═══ Provided data

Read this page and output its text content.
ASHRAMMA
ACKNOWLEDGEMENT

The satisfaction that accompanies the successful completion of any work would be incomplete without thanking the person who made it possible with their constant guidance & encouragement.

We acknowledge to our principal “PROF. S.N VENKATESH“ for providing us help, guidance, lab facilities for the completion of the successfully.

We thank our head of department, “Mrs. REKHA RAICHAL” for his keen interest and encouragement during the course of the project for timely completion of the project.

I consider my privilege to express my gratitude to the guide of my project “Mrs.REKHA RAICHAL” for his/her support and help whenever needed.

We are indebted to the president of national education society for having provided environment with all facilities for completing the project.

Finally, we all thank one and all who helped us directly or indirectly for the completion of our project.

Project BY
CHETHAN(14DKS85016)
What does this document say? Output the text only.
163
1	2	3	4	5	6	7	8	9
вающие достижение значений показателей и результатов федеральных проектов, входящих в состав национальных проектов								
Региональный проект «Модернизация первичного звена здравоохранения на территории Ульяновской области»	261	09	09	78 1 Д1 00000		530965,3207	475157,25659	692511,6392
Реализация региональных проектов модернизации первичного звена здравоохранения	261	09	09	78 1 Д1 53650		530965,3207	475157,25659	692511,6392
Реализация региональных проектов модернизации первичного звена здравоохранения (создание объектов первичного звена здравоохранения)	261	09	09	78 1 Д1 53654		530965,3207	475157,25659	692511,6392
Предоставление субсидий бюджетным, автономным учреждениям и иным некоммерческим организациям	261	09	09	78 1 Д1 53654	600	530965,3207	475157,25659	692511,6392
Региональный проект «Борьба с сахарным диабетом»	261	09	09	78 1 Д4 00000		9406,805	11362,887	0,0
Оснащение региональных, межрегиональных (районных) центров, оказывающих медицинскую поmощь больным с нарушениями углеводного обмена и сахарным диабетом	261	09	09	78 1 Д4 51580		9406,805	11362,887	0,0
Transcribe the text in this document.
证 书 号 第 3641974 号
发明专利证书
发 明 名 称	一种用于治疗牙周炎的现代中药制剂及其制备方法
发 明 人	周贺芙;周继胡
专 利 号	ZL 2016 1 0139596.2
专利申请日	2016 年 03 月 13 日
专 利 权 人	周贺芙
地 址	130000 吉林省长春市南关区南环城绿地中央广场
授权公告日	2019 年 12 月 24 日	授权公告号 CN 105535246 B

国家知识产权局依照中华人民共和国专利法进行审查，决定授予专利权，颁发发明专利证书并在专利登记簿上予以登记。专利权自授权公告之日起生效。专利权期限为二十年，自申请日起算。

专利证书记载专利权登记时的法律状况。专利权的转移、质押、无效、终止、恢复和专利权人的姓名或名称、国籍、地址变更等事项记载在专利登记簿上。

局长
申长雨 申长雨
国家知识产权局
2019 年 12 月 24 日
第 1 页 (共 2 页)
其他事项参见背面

══════

Give back exactly the lines from the line holding "Transcribe the text in this document." through the last line of the listing, including both.

• [Result below]
Transcribe the text in this document.
证 书 号 第 3641974 号
发明专利证书
发 明 名 称	一种用于治疗牙周炎的现代中药制剂及其制备方法
发 明 人	周贺芙;周继胡
专 利 号	ZL 2016 1 0139596.2
专利申请日	2016 年 03 月 13 日
专 利 权 人	周贺芙
地 址	130000 吉林省长春市南关区南环城绿地中央广场
授权公告日	2019 年 12 月 24 日	授权公告号 CN 105535246 B

国家知识产权局依照中华人民共和国专利法进行审查，决定授予专利权，颁发发明专利证书并在专利登记簿上予以登记。专利权自授权公告之日起生效。专利权期限为二十年，自申请日起算。

专利证书记载专利权登记时的法律状况。专利权的转移、质押、无效、终止、恢复和专利权人的姓名或名称、国籍、地址变更等事项记载在专利登记簿上。

局长
申长雨 申长雨
国家知识产权局
2019 年 12 月 24 日
第 1 页 (共 2 页)
其他事项参见背面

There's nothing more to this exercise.